>> start Data to process

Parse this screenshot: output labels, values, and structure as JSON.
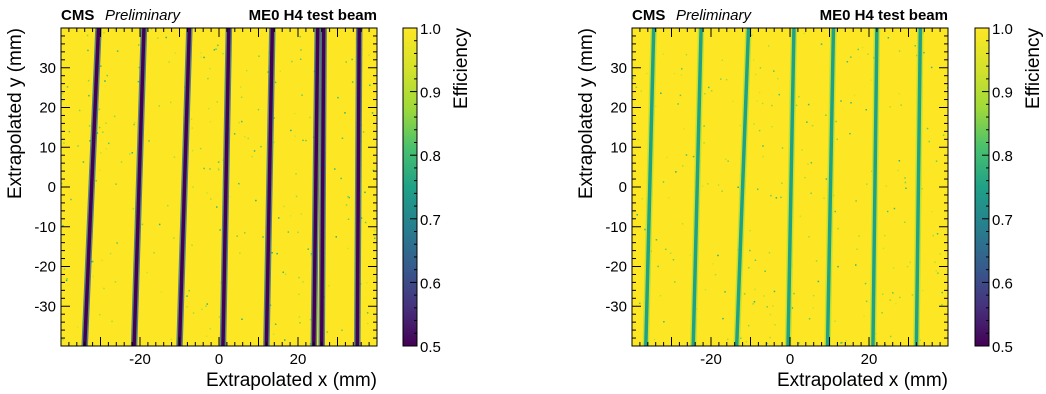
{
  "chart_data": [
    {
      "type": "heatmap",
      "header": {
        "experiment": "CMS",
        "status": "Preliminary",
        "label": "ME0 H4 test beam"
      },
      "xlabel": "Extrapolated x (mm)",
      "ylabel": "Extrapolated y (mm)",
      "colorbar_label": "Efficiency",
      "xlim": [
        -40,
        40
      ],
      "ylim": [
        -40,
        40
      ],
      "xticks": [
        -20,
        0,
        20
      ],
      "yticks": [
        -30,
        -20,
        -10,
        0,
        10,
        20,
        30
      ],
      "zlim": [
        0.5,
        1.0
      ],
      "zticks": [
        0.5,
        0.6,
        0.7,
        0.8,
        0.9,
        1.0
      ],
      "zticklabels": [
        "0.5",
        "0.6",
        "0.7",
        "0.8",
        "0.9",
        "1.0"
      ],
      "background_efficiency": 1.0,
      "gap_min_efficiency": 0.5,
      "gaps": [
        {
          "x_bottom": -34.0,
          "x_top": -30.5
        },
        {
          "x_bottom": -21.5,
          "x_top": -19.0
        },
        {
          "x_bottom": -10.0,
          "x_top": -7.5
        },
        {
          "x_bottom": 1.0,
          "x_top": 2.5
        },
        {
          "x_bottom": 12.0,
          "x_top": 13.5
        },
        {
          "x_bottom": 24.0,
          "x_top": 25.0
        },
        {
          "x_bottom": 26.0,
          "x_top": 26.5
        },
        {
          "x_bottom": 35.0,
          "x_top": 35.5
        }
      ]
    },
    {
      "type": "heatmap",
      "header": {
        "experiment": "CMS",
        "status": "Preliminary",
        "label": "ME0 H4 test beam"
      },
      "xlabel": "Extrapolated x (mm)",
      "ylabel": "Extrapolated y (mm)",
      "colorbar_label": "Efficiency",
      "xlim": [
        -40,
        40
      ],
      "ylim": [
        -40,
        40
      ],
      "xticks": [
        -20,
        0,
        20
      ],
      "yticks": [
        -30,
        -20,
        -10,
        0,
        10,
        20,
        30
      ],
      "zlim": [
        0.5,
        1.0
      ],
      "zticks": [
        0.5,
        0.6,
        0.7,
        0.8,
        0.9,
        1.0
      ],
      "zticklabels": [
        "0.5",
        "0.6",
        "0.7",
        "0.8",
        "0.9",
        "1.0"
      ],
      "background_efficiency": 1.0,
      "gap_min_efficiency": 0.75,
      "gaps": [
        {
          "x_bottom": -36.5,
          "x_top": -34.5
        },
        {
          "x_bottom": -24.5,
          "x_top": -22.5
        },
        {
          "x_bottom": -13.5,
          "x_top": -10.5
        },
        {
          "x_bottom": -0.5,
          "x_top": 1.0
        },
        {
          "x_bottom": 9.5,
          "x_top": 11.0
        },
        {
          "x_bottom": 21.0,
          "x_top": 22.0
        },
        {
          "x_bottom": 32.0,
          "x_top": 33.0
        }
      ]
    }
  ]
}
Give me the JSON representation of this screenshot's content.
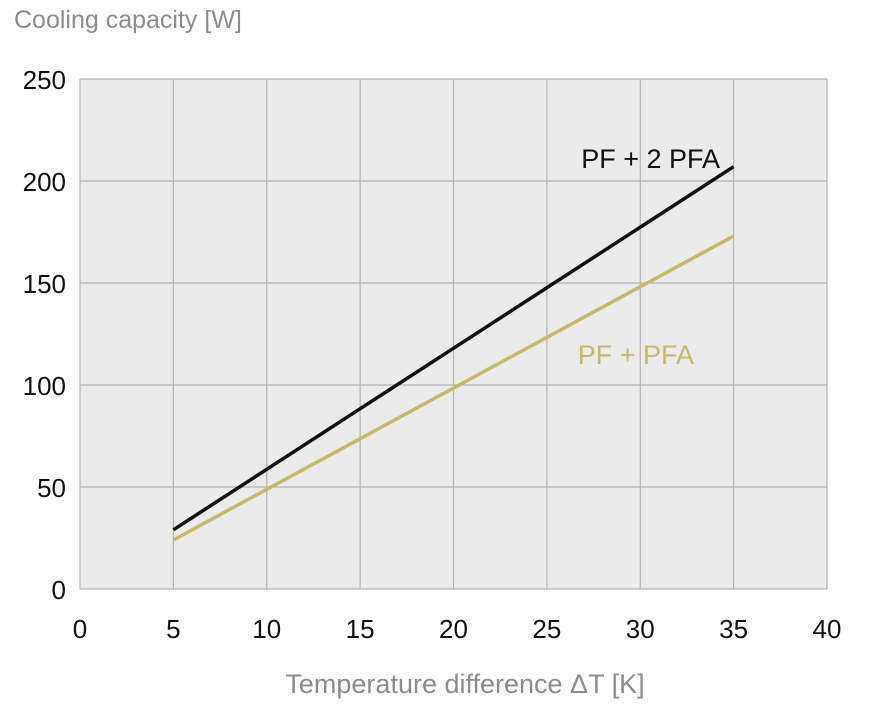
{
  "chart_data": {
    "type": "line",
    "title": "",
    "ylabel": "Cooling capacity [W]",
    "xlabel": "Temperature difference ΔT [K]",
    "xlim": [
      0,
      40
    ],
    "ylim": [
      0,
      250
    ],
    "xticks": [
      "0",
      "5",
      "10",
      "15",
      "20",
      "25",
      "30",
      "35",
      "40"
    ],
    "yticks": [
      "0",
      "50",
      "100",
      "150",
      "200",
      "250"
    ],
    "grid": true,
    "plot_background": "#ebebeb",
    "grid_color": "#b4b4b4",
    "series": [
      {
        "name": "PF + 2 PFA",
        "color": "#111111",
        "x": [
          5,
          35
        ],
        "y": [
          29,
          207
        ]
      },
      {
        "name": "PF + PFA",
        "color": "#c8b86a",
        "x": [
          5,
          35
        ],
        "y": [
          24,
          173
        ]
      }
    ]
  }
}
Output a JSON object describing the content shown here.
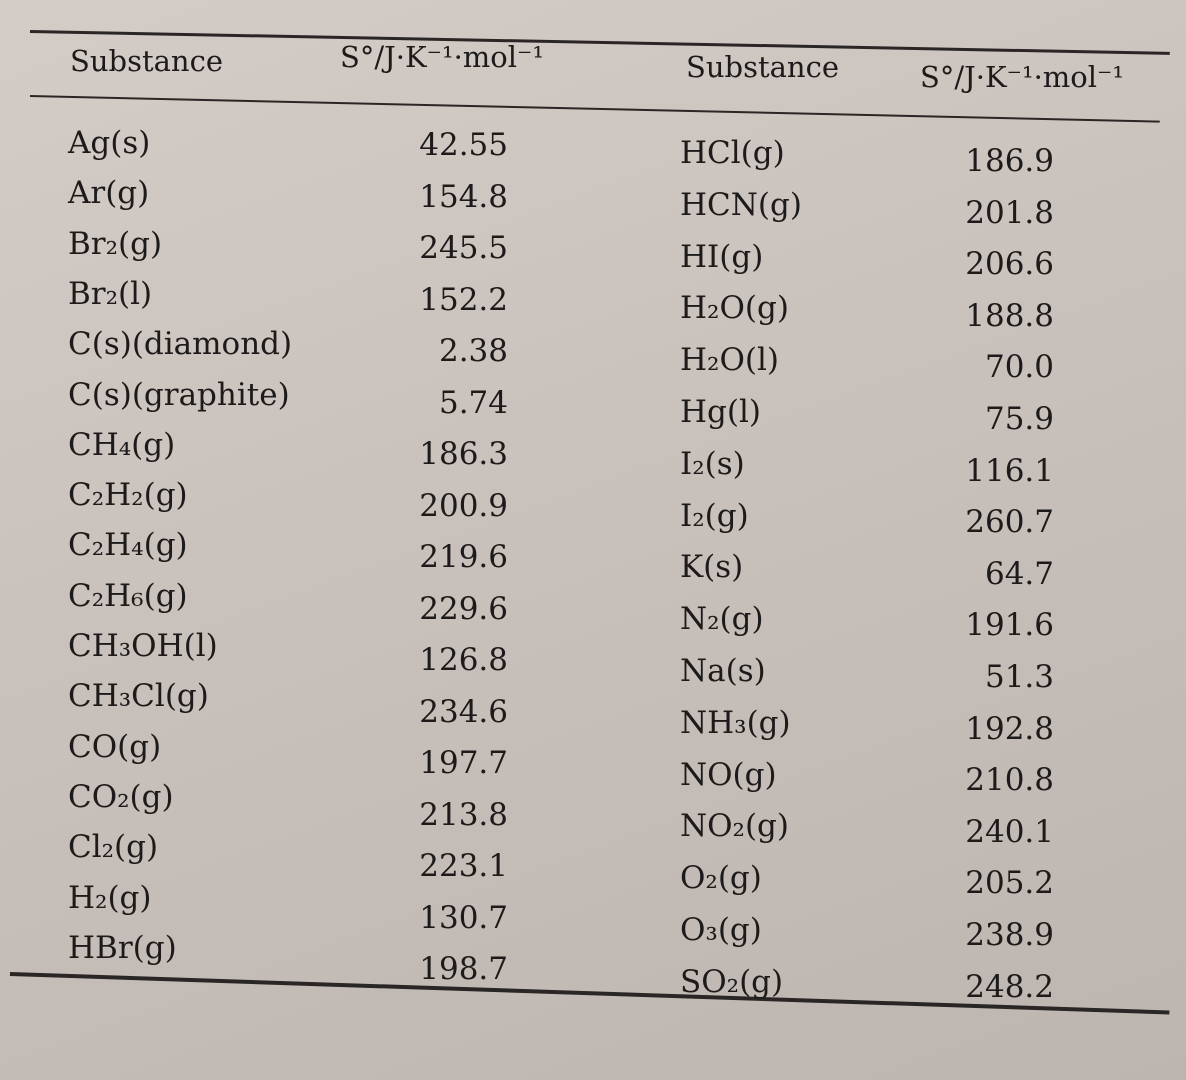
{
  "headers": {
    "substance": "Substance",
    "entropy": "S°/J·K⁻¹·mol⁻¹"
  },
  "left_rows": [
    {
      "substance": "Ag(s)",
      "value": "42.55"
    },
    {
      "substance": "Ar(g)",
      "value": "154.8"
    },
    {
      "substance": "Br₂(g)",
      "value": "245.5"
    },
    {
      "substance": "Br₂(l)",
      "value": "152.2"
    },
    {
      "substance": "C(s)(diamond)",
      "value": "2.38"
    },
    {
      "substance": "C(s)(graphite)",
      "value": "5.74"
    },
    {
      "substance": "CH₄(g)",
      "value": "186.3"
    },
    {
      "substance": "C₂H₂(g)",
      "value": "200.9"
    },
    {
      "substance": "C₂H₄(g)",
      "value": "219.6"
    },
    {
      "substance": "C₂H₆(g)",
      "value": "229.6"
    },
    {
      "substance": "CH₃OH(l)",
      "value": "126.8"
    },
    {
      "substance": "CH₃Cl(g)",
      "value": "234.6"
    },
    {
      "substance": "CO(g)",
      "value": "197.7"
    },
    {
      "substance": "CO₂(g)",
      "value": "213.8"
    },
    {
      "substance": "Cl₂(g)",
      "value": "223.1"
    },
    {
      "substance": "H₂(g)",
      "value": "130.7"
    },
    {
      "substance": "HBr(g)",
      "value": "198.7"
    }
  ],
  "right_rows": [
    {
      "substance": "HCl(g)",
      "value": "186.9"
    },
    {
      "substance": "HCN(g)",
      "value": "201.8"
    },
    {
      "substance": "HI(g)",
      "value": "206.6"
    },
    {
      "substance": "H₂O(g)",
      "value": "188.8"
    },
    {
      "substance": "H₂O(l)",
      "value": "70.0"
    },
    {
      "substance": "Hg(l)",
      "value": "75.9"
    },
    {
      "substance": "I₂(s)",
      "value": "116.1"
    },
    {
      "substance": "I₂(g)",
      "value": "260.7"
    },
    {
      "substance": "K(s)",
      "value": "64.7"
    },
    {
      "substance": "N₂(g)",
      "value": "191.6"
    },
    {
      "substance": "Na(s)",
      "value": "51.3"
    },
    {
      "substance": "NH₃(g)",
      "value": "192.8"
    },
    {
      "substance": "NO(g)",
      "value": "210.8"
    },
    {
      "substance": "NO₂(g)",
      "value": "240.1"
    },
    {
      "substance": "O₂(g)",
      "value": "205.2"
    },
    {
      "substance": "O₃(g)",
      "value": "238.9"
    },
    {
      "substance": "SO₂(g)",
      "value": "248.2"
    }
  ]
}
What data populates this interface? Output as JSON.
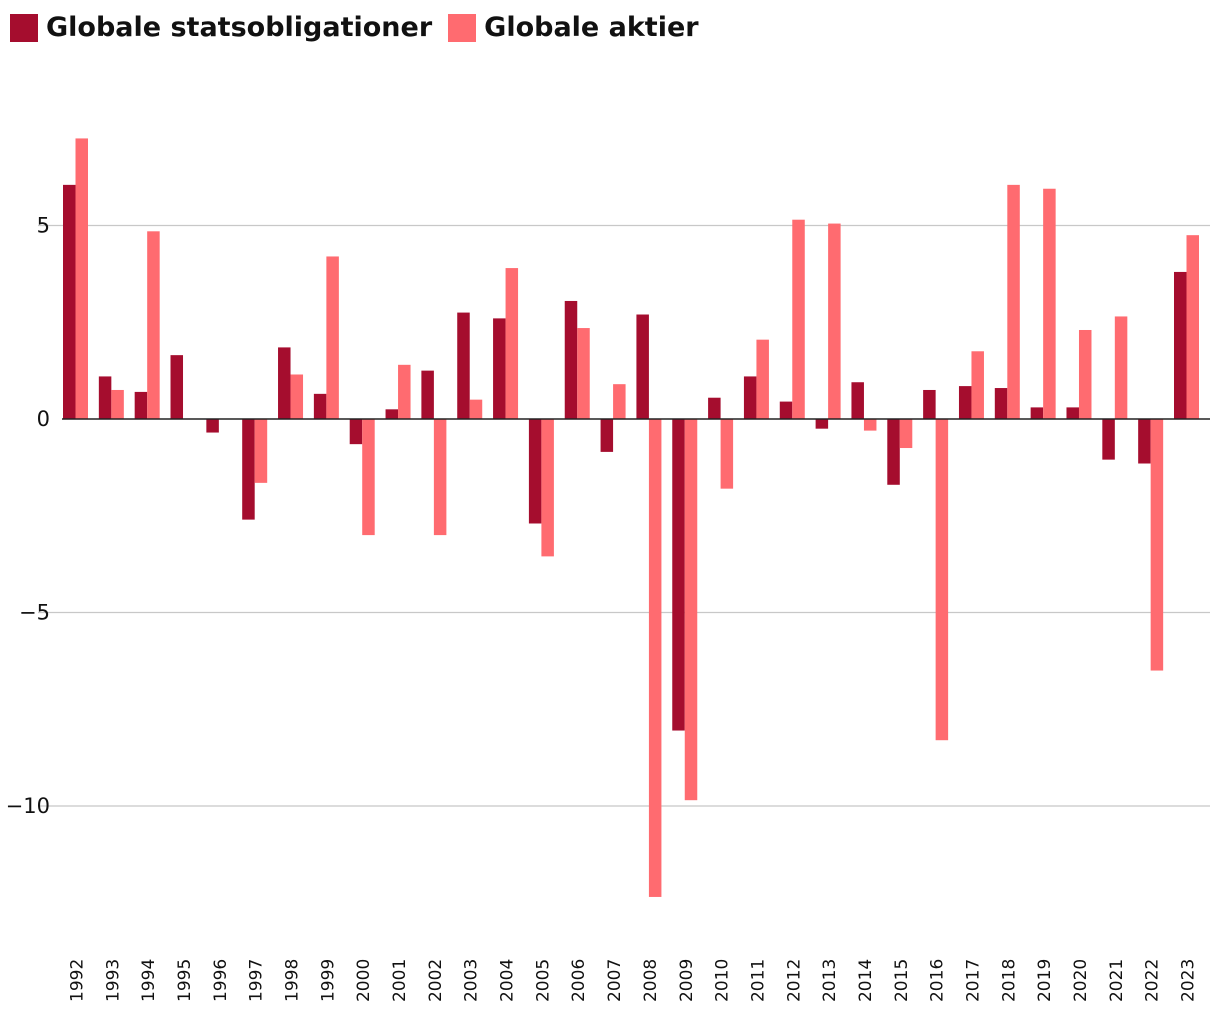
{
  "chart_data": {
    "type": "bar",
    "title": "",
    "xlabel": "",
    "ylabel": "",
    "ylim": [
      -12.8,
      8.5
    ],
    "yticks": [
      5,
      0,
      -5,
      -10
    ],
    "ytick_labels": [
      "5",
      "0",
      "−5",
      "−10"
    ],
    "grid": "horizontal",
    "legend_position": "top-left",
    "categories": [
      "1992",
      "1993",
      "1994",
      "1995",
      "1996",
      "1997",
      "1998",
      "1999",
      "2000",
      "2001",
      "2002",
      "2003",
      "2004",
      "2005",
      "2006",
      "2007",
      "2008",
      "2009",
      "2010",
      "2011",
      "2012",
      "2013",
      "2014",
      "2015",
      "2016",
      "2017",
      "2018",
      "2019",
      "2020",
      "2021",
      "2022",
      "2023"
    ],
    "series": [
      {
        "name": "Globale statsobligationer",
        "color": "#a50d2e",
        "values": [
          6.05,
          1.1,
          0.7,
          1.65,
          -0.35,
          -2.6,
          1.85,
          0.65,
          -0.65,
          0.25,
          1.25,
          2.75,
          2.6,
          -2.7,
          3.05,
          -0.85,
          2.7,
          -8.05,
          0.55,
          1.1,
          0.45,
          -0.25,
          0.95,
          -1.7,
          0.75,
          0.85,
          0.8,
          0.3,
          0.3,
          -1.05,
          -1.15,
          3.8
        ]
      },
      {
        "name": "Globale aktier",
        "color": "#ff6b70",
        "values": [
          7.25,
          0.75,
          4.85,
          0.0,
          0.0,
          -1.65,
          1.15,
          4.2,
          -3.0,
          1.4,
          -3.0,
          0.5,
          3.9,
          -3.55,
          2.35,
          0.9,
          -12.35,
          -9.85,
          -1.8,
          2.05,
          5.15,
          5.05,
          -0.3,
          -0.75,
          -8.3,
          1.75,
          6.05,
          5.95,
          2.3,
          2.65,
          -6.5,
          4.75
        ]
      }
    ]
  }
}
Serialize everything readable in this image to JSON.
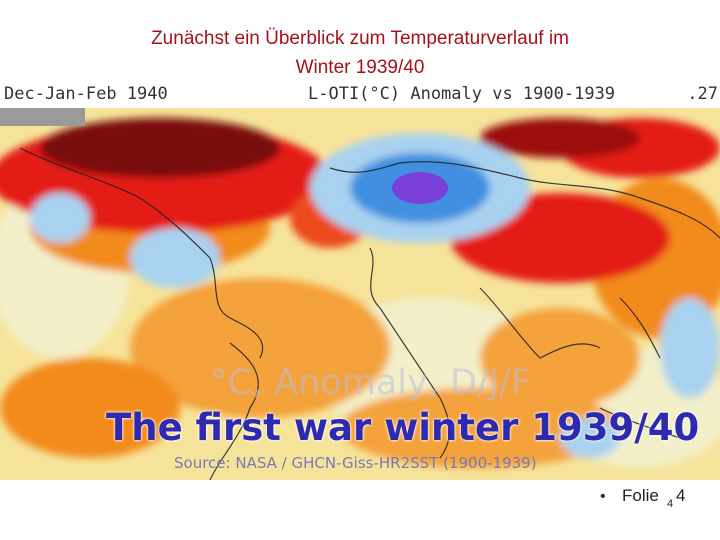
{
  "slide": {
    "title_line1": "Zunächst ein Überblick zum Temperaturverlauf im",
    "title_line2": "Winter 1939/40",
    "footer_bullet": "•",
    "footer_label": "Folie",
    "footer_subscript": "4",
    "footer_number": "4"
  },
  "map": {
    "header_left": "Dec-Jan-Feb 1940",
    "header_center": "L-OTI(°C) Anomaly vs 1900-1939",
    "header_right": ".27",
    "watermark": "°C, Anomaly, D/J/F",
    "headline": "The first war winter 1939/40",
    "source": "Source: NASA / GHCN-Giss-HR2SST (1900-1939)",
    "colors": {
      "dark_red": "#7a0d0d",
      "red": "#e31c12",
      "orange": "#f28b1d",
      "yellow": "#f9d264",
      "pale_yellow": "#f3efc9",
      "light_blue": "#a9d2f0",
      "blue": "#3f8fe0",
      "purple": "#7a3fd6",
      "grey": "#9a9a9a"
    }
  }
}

>> end Data to process

Directions — Return each line with "Anomaly".

Exercise response —
    "header_center": "L-OTI(°C) Anomaly vs 1900-1939",
    "watermark": "°C, Anomaly, D/J/F",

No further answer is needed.